(Dataset excerpt)
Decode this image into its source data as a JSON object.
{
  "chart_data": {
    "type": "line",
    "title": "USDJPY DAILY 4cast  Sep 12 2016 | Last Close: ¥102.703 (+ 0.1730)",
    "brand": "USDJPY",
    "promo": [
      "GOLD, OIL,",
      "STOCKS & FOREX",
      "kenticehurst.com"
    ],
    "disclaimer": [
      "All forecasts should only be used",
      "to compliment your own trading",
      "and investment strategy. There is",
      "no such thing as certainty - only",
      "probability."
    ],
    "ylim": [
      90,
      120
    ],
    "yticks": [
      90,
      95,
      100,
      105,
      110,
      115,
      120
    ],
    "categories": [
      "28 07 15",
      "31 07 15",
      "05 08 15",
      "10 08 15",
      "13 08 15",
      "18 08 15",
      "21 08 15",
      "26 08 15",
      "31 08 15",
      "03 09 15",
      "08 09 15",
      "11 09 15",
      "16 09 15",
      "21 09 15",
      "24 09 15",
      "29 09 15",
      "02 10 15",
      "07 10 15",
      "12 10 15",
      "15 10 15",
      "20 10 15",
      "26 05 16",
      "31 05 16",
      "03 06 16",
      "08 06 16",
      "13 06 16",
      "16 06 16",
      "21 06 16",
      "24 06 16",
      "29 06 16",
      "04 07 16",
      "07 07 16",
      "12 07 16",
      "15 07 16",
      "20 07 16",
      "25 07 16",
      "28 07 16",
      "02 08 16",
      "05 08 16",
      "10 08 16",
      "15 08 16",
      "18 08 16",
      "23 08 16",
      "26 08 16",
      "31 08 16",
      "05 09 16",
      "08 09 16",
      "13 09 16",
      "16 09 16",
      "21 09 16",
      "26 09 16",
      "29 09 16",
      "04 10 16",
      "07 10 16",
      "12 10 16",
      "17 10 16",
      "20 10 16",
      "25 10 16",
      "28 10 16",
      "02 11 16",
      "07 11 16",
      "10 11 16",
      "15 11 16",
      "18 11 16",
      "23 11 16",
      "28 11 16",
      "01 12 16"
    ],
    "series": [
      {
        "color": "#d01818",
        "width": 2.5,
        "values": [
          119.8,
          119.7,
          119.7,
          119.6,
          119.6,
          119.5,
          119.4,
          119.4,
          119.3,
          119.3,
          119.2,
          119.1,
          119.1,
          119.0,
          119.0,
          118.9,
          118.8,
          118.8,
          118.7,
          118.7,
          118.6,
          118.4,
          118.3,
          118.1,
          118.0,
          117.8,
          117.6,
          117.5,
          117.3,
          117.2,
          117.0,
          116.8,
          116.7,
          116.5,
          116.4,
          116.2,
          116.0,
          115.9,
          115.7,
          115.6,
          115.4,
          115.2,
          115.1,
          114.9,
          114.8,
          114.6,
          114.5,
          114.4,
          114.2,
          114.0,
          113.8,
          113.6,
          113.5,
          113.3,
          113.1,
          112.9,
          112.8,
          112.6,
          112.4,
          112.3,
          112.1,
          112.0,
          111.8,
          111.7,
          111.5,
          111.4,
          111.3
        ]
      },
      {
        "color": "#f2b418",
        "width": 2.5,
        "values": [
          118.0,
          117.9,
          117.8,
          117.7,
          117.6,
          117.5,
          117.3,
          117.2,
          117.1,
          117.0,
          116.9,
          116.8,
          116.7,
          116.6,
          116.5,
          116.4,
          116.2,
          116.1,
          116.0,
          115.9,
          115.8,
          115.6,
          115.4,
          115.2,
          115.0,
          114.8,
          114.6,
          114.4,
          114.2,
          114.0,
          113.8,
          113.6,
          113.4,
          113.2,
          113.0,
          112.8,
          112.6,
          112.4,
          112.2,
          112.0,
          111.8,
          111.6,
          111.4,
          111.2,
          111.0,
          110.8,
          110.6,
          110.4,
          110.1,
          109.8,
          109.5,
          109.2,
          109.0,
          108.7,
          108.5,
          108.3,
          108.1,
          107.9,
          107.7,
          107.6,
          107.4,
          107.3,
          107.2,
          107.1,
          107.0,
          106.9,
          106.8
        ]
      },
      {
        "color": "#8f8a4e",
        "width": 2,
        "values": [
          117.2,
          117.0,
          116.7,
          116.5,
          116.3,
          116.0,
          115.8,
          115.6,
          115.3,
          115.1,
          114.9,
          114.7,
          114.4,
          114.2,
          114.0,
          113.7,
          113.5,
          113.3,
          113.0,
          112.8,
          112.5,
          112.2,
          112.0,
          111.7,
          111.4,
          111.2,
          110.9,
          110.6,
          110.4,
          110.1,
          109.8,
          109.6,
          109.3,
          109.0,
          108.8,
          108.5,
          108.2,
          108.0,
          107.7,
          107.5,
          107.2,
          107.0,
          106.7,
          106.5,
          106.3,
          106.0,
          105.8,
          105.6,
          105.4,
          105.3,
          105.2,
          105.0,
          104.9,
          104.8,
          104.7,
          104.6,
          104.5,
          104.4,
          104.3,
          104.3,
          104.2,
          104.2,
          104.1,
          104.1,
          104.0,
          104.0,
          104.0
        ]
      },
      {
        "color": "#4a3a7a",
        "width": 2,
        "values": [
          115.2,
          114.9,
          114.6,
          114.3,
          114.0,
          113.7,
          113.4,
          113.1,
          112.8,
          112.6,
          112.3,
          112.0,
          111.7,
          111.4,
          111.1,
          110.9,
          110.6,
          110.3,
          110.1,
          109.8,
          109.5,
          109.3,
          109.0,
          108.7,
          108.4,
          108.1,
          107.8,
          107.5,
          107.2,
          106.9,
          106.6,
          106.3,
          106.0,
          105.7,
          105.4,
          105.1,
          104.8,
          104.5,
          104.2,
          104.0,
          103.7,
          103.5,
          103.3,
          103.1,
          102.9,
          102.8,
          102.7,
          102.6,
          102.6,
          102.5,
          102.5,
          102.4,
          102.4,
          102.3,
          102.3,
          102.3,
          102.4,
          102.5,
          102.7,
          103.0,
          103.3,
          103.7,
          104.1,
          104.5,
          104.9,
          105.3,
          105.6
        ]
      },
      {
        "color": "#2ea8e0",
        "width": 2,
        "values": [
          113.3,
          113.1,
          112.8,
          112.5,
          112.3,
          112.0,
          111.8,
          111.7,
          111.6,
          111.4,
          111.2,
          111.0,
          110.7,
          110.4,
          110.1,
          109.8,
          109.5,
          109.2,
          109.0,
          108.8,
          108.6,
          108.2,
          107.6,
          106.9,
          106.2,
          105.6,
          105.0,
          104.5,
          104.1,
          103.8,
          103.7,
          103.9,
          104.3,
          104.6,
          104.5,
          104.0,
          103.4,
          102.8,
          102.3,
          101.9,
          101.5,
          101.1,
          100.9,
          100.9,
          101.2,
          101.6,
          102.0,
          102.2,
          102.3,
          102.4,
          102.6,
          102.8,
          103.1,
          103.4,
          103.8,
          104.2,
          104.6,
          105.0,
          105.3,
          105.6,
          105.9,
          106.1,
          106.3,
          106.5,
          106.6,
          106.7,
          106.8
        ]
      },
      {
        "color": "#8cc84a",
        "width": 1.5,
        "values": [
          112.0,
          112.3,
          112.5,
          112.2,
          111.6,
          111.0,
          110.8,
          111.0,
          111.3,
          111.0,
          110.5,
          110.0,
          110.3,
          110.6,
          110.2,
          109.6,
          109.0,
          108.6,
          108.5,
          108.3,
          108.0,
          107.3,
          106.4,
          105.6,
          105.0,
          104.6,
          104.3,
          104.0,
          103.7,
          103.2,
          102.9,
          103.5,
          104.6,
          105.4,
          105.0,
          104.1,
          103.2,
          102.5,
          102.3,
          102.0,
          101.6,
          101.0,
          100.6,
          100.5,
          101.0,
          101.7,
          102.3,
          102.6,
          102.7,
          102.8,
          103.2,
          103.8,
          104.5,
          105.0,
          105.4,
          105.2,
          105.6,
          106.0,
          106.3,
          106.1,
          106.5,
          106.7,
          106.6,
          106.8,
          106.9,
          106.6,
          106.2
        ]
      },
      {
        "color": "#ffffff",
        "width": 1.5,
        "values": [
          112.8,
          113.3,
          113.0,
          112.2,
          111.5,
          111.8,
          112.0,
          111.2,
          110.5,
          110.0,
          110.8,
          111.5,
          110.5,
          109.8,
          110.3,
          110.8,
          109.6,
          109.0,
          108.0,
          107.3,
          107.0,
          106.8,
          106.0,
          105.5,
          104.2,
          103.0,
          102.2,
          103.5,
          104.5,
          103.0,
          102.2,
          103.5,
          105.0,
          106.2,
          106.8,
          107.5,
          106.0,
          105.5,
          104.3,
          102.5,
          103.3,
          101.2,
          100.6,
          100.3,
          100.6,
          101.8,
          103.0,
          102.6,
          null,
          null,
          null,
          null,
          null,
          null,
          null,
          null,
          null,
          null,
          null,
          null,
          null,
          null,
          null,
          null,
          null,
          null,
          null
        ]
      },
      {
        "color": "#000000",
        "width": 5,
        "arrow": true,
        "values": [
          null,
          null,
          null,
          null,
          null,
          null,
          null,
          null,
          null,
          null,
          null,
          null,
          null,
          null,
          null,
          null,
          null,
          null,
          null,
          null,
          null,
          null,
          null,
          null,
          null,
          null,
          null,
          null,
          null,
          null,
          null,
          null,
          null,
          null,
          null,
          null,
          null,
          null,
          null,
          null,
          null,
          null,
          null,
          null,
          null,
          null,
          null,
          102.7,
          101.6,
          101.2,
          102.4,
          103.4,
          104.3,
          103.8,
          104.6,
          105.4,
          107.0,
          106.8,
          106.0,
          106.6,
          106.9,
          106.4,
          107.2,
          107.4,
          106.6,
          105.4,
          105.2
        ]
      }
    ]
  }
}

Goal of the exercise | Using the records above, list each line that includes "USDJPY".

Finished exercise |
    "title": "USDJPY DAILY 4cast  Sep 12 2016 | Last Close: ¥102.703 (+ 0.1730)",
    "brand": "USDJPY",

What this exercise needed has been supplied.